=== ENTRIES PROVIDED ===
Begin
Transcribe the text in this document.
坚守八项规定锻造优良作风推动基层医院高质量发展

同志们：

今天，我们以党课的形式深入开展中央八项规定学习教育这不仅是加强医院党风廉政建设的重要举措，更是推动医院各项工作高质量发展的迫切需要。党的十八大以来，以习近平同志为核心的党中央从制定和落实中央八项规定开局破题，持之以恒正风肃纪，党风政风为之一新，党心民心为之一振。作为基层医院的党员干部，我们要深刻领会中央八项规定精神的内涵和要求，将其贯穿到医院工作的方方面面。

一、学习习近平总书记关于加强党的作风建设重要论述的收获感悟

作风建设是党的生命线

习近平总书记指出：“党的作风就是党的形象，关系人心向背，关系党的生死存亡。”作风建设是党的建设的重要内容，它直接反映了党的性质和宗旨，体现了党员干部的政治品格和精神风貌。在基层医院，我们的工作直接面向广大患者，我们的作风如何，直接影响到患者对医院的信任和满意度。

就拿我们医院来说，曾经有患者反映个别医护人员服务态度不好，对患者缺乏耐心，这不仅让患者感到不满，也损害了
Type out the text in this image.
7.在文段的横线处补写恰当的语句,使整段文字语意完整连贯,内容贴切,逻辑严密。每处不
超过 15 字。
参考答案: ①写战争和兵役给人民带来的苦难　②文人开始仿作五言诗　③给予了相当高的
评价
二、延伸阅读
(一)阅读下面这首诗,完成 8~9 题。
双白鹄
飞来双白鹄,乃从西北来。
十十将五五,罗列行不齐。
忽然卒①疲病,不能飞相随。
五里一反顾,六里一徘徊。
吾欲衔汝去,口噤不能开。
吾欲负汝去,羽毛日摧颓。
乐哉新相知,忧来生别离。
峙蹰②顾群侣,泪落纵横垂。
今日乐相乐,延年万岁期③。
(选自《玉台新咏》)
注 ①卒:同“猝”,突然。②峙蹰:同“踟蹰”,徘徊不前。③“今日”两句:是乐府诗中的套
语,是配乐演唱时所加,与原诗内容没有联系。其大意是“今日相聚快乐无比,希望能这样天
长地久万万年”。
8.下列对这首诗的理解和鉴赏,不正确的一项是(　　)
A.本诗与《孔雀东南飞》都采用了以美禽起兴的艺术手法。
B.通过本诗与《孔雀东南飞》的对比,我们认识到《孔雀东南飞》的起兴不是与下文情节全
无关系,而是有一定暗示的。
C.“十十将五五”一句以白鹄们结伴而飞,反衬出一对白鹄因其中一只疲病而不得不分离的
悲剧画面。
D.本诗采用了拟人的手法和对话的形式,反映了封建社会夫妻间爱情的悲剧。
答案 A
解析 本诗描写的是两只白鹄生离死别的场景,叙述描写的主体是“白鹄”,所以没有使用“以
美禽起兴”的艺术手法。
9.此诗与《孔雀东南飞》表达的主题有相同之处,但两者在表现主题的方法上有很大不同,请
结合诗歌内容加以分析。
End
=== JOB ===
Take the line that contains "Type out the text in this image." and each line after it down to the last of the records, and retype them exactly; add nothing else.

=== WRITTEN SOLUTION ===
Type out the text in this image.
7.在文段的横线处补写恰当的语句,使整段文字语意完整连贯,内容贴切,逻辑严密。每处不
超过 15 字。
参考答案: ①写战争和兵役给人民带来的苦难　②文人开始仿作五言诗　③给予了相当高的
评价
二、延伸阅读
(一)阅读下面这首诗,完成 8~9 题。
双白鹄
飞来双白鹄,乃从西北来。
十十将五五,罗列行不齐。
忽然卒①疲病,不能飞相随。
五里一反顾,六里一徘徊。
吾欲衔汝去,口噤不能开。
吾欲负汝去,羽毛日摧颓。
乐哉新相知,忧来生别离。
峙蹰②顾群侣,泪落纵横垂。
今日乐相乐,延年万岁期③。
(选自《玉台新咏》)
注 ①卒:同“猝”,突然。②峙蹰:同“踟蹰”,徘徊不前。③“今日”两句:是乐府诗中的套
语,是配乐演唱时所加,与原诗内容没有联系。其大意是“今日相聚快乐无比,希望能这样天
长地久万万年”。
8.下列对这首诗的理解和鉴赏,不正确的一项是(　　)
A.本诗与《孔雀东南飞》都采用了以美禽起兴的艺术手法。
B.通过本诗与《孔雀东南飞》的对比,我们认识到《孔雀东南飞》的起兴不是与下文情节全
无关系,而是有一定暗示的。
C.“十十将五五”一句以白鹄们结伴而飞,反衬出一对白鹄因其中一只疲病而不得不分离的
悲剧画面。
D.本诗采用了拟人的手法和对话的形式,反映了封建社会夫妻间爱情的悲剧。
答案 A
解析 本诗描写的是两只白鹄生离死别的场景,叙述描写的主体是“白鹄”,所以没有使用“以
美禽起兴”的艺术手法。
9.此诗与《孔雀东南飞》表达的主题有相同之处,但两者在表现主题的方法上有很大不同,请
结合诗歌内容加以分析。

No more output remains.